→ TASK INPUT:
[Begin]

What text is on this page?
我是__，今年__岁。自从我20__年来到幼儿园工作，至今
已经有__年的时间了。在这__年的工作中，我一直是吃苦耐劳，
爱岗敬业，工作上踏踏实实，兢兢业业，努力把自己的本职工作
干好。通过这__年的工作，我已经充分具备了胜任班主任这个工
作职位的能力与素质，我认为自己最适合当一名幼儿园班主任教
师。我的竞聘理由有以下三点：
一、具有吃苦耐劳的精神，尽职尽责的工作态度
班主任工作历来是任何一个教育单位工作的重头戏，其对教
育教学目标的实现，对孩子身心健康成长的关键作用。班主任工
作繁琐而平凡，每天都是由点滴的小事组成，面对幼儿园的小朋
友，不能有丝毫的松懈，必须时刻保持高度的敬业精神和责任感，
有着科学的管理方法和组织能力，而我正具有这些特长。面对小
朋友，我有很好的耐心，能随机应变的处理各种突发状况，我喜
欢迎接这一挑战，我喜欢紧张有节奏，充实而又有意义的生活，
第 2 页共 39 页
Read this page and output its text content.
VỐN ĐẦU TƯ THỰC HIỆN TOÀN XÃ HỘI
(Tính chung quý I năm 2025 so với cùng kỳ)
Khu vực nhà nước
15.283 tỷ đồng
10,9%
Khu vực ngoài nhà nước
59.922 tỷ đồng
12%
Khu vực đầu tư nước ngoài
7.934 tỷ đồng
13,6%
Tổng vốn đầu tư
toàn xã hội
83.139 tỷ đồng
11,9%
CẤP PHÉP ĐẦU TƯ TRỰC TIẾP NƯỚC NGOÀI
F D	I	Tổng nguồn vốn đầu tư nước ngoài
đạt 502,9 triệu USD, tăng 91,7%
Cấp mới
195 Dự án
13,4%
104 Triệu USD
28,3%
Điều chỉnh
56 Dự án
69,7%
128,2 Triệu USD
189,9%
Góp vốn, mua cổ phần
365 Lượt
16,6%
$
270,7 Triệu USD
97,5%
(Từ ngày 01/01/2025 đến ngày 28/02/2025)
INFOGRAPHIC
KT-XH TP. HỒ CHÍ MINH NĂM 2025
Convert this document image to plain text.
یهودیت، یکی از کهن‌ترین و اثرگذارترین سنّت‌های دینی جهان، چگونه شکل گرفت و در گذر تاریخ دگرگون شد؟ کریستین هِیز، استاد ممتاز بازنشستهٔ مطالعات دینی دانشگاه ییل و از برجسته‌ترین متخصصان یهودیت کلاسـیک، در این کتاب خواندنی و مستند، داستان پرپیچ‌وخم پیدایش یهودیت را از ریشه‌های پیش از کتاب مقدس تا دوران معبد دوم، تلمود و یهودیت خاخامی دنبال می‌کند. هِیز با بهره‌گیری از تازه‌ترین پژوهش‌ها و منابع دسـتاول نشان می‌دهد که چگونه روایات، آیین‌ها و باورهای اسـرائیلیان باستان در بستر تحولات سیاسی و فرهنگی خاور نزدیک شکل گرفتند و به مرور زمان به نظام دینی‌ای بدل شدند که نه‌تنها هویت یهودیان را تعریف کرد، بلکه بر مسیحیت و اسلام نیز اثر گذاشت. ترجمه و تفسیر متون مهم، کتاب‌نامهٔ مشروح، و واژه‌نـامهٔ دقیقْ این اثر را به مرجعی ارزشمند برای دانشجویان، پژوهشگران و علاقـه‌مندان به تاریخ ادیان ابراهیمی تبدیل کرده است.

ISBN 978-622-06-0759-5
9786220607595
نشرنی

[End]

→ EXERCISE REQUIREMENTS:
Reproduce each entry above exactly, keeping every word.

→ FINAL ANSWER:
What text is on this page?
我是__，今年__岁。自从我20__年来到幼儿园工作，至今
已经有__年的时间了。在这__年的工作中，我一直是吃苦耐劳，
爱岗敬业，工作上踏踏实实，兢兢业业，努力把自己的本职工作
干好。通过这__年的工作，我已经充分具备了胜任班主任这个工
作职位的能力与素质，我认为自己最适合当一名幼儿园班主任教
师。我的竞聘理由有以下三点：
一、具有吃苦耐劳的精神，尽职尽责的工作态度
班主任工作历来是任何一个教育单位工作的重头戏，其对教
育教学目标的实现，对孩子身心健康成长的关键作用。班主任工
作繁琐而平凡，每天都是由点滴的小事组成，面对幼儿园的小朋
友，不能有丝毫的松懈，必须时刻保持高度的敬业精神和责任感，
有着科学的管理方法和组织能力，而我正具有这些特长。面对小
朋友，我有很好的耐心，能随机应变的处理各种突发状况，我喜
欢迎接这一挑战，我喜欢紧张有节奏，充实而又有意义的生活，
第 2 页共 39 页
Read this page and output its text content.
VỐN ĐẦU TƯ THỰC HIỆN TOÀN XÃ HỘI
(Tính chung quý I năm 2025 so với cùng kỳ)
Khu vực nhà nước
15.283 tỷ đồng
10,9%
Khu vực ngoài nhà nước
59.922 tỷ đồng
12%
Khu vực đầu tư nước ngoài
7.934 tỷ đồng
13,6%
Tổng vốn đầu tư
toàn xã hội
83.139 tỷ đồng
11,9%
CẤP PHÉP ĐẦU TƯ TRỰC TIẾP NƯỚC NGOÀI
F D	I	Tổng nguồn vốn đầu tư nước ngoài
đạt 502,9 triệu USD, tăng 91,7%
Cấp mới
195 Dự án
13,4%
104 Triệu USD
28,3%
Điều chỉnh
56 Dự án
69,7%
128,2 Triệu USD
189,9%
Góp vốn, mua cổ phần
365 Lượt
16,6%
$
270,7 Triệu USD
97,5%
(Từ ngày 01/01/2025 đến ngày 28/02/2025)
INFOGRAPHIC
KT-XH TP. HỒ CHÍ MINH NĂM 2025
Convert this document image to plain text.
یهودیت، یکی از کهن‌ترین و اثرگذارترین سنّت‌های دینی جهان، چگونه شکل گرفت و در گذر تاریخ دگرگون شد؟ کریستین هِیز، استاد ممتاز بازنشستهٔ مطالعات دینی دانشگاه ییل و از برجسته‌ترین متخصصان یهودیت کلاسـیک، در این کتاب خواندنی و مستند، داستان پرپیچ‌وخم پیدایش یهودیت را از ریشه‌های پیش از کتاب مقدس تا دوران معبد دوم، تلمود و یهودیت خاخامی دنبال می‌کند. هِیز با بهره‌گیری از تازه‌ترین پژوهش‌ها و منابع دسـتاول نشان می‌دهد که چگونه روایات، آیین‌ها و باورهای اسـرائیلیان باستان در بستر تحولات سیاسی و فرهنگی خاور نزدیک شکل گرفتند و به مرور زمان به نظام دینی‌ای بدل شدند که نه‌تنها هویت یهودیان را تعریف کرد، بلکه بر مسیحیت و اسلام نیز اثر گذاشت. ترجمه و تفسیر متون مهم، کتاب‌نامهٔ مشروح، و واژه‌نـامهٔ دقیقْ این اثر را به مرجعی ارزشمند برای دانشجویان، پژوهشگران و علاقـه‌مندان به تاریخ ادیان ابراهیمی تبدیل کرده است.

ISBN 978-622-06-0759-5
9786220607595
نشرنی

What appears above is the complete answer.